## Text shown:

----

[tor-commits] [bridgedb/master] Clean up *.unparseable descriptor files more than 24 hours old.

isis at torproject.org isis at torproject.org
Thu Jul 28 16:41:11 UTC 2016


commit b6c740f79a4b9263e49dfe9f14314425b496aa40
Author: Isis Lovecruft <isis at torproject.org>
Date:   Mon May 2 14:03:21 2016 +0000

    Clean up *.unparseable descriptor files more than 24 hours old.
    
     * ADD a config options for a new DELETE_UNPARSEABLE_DESCRIPTORS task, which,
       by default, runs once every 24 hours and removes *.unparseable descriptor
       files more than 24 hours old.
     * ADD file deletion utility `bridgedb.util.deleteFilesOlderThan` and a
       scheduled function, `bridgedb.runner.cleanupUnparseableDescriptors`, which
       calls the former.
     * ADD unittests for `bridgedb.util.deleteFilesOlderThan`.

----

## Job 1:
Translate this sentence from the commit message into Spanish: "Clean up *.unparseable descriptor files more than 24 hours old."

## Records to use:
----

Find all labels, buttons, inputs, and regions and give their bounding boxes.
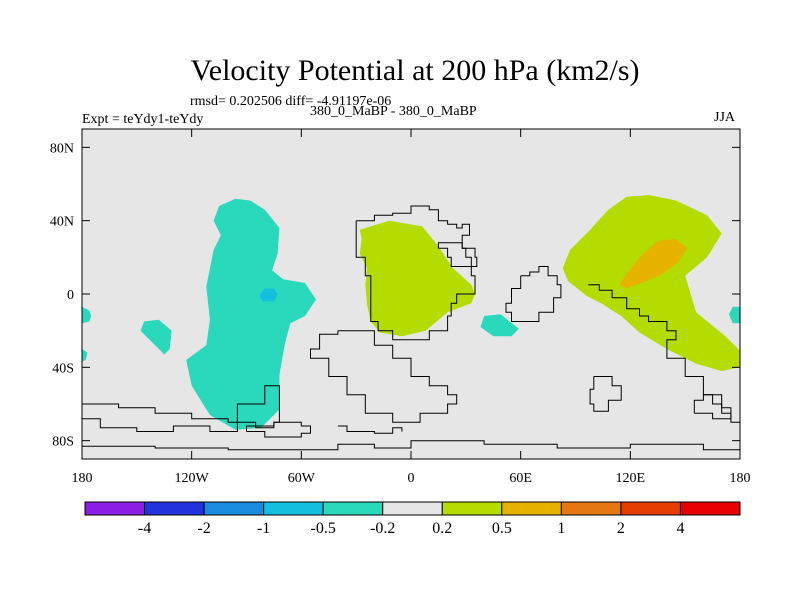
x-tick-label: 180 [730,471,751,486]
negative-region-south-pacific [140,319,172,355]
colorbar-label: 1 [557,520,565,537]
stats-label: rmsd= 0.202506 diff= -4.91197e-06 [190,94,392,109]
contour-regions [82,195,740,430]
colorbar-label: -4 [138,520,151,537]
coastline-6 [337,425,403,434]
season-label: JJA [714,110,736,125]
coastline-0 [355,205,476,341]
colorbar-swatch [144,501,205,516]
x-axis-ticks: 180 120W 60W 0 60E 120E 180 [72,129,751,486]
negative-region-west-small [82,349,88,362]
x-tick-label: 0 [408,471,415,486]
colorbar-label: -2 [197,520,210,537]
colorbar-swatch [382,501,443,516]
coastline-outlines [82,205,740,451]
coastline-1 [437,242,478,267]
coastline-7 [589,376,622,412]
colorbar-swatch [679,501,741,516]
y-tick-label: 80N [50,141,74,156]
positive-region-asia [562,195,740,371]
experiment-label: Expt = teYdy1-teYdy [82,112,204,127]
colorbar-label: 2 [617,520,625,537]
coastline-8 [693,394,732,420]
y-axis-ticks: 80N 40N 0 40S 80S [50,141,740,450]
chart-title: Velocity Potential at 200 hPa (km2/s) [190,54,640,87]
colorbar-label: 0.2 [432,520,452,537]
y-tick-label: 0 [67,288,74,303]
coastline-4 [82,385,280,432]
x-tick-label: 120E [616,471,646,486]
negative-region-pacific-east [186,198,316,430]
colorbar-swatch [322,501,384,516]
colorbar-label: 4 [676,520,684,537]
colorbar: -4 -2 -1 -0.5 -0.2 0.2 0.5 1 2 4 [84,501,741,537]
colorbar-swatch [263,501,324,516]
coastline-5 [82,440,740,451]
coastline-3 [310,330,458,423]
positive-region-africa [359,220,475,337]
positive-region-asia-core [619,239,687,289]
colorbar-label: -1 [257,520,270,537]
y-tick-label: 80S [52,435,74,450]
colorbar-swatch [441,501,503,516]
colorbar-swatch [84,501,146,516]
x-tick-label: 180 [72,471,93,486]
negative-region-east-edge [729,306,740,324]
negative-region-indian-ocean [480,314,519,337]
negative-region-west-edge [82,306,92,324]
colorbar-swatch [501,501,562,516]
colorbar-swatch [203,501,265,516]
colorbar-swatch [620,501,681,516]
colorbar-label: 0.5 [492,520,512,537]
colorbar-label: -0.2 [370,520,395,537]
x-tick-label: 120W [175,471,210,486]
coastline-2 [588,284,740,423]
x-tick-label: 60W [288,471,316,486]
x-tick-label: 60E [509,471,532,486]
coastline-9 [246,421,311,438]
coastline-10 [505,266,562,322]
colorbar-label: -0.5 [311,520,336,537]
y-tick-label: 40N [50,215,74,230]
y-tick-label: 40S [52,361,74,376]
negative-region-pacific-core [259,288,278,302]
colorbar-swatch [560,501,622,516]
chart-subtitle: 380_0_MaBP - 380_0_MaBP [310,104,477,119]
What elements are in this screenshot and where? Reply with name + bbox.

----

## Job 2:
From the records, copy word for word the lines starting with the one that contains "x-tick-label: 180 [730,471,751,486]" and going on through the one that contains "coastline-6 [337,425,403,434]". Give only those lines.

## Correct output 1:
Eliminar los archivos de descriptores *.unparseable con más de 24 horas de antigüedad.

## Correct output 2:
x-tick-label: 180 [730,471,751,486]
negative-region-south-pacific [140,319,172,355]
colorbar-label: 1 [557,520,565,537]
stats-label: rmsd= 0.202506 diff= -4.91197e-06 [190,94,392,109]
contour-regions [82,195,740,430]
colorbar-label: -4 [138,520,151,537]
coastline-6 [337,425,403,434]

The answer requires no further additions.